» **AIM OF THE TASK**
Only the number is wanted: how many lines of these entries contain the word "channels"?

» **GIVEN RECORDS**
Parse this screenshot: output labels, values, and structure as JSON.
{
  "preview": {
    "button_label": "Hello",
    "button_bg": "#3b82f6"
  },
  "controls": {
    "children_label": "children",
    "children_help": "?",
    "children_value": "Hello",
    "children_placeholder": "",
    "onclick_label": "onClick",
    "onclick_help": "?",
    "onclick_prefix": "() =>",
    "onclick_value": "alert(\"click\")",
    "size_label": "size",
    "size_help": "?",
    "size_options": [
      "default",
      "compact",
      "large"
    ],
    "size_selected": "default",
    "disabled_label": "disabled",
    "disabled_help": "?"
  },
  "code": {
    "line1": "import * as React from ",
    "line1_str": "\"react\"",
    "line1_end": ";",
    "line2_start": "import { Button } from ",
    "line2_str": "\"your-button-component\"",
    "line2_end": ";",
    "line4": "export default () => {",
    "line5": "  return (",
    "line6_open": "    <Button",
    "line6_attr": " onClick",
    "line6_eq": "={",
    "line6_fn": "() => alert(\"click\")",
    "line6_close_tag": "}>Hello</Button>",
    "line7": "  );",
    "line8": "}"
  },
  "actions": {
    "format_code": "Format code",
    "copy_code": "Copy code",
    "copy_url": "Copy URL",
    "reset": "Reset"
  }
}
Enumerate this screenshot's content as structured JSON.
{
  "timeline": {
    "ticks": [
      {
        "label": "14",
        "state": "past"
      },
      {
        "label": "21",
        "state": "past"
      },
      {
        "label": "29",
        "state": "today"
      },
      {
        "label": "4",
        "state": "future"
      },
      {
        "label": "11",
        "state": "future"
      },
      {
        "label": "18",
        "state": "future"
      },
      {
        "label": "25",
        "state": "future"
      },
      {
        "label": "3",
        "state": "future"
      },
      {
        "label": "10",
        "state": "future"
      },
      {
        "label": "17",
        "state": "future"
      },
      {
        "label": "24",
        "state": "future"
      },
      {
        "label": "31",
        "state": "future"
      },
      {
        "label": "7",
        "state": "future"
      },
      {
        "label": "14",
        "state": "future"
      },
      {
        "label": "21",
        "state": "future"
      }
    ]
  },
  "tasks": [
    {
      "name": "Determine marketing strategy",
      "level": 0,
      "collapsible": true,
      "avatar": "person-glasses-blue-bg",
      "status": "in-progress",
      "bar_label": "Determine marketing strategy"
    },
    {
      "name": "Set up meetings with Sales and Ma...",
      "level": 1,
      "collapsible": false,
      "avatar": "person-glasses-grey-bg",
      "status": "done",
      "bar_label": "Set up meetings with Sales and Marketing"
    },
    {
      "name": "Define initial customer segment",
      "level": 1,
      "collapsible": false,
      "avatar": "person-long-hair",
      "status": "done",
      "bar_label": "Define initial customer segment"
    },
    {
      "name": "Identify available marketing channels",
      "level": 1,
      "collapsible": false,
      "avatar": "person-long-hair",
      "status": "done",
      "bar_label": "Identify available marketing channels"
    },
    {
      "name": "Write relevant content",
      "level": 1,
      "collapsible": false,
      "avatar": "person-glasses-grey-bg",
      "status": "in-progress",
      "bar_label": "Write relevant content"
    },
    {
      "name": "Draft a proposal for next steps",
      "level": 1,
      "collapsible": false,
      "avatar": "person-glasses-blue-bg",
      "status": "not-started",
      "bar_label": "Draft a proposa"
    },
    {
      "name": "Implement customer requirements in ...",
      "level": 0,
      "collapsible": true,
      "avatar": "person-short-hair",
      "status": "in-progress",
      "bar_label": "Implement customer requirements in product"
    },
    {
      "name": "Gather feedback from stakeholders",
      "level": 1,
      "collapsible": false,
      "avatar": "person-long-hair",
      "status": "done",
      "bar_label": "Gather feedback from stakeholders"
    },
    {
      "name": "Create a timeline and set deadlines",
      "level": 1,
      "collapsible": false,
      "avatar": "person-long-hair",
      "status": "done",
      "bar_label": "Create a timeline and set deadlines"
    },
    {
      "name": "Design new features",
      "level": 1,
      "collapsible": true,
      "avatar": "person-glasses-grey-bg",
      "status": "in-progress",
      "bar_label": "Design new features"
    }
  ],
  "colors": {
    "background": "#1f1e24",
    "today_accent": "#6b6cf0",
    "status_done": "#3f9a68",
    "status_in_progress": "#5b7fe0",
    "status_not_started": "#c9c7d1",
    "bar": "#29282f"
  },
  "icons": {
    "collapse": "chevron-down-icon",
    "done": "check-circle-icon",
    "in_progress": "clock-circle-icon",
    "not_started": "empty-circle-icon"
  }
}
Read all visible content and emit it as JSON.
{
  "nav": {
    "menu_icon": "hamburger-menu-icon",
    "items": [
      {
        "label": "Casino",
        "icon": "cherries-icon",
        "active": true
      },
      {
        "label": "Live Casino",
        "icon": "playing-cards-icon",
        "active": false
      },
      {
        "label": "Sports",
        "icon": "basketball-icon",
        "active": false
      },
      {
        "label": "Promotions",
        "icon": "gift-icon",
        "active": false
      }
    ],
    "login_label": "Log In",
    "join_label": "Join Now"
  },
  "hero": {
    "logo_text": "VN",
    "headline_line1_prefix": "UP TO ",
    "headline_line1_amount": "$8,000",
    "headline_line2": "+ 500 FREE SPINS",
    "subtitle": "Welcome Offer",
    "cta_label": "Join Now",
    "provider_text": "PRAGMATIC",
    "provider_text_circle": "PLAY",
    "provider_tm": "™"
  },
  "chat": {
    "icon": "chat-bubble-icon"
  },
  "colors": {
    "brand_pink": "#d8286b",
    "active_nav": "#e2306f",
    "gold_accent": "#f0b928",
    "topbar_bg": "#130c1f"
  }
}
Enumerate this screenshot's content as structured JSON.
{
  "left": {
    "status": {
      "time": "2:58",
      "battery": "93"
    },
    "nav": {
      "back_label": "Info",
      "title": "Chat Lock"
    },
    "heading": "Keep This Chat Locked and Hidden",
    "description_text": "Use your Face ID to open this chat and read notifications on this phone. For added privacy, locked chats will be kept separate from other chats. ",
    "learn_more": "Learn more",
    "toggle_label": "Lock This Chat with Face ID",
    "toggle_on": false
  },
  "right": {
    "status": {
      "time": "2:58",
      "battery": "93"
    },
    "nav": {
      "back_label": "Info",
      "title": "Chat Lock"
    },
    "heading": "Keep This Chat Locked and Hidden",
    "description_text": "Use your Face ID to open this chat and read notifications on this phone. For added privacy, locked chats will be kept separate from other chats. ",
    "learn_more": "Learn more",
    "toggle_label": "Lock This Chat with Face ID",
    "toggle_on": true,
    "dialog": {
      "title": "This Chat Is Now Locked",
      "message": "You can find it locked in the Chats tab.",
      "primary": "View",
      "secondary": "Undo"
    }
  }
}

» **SOLUTION FOR THIS TASK**
2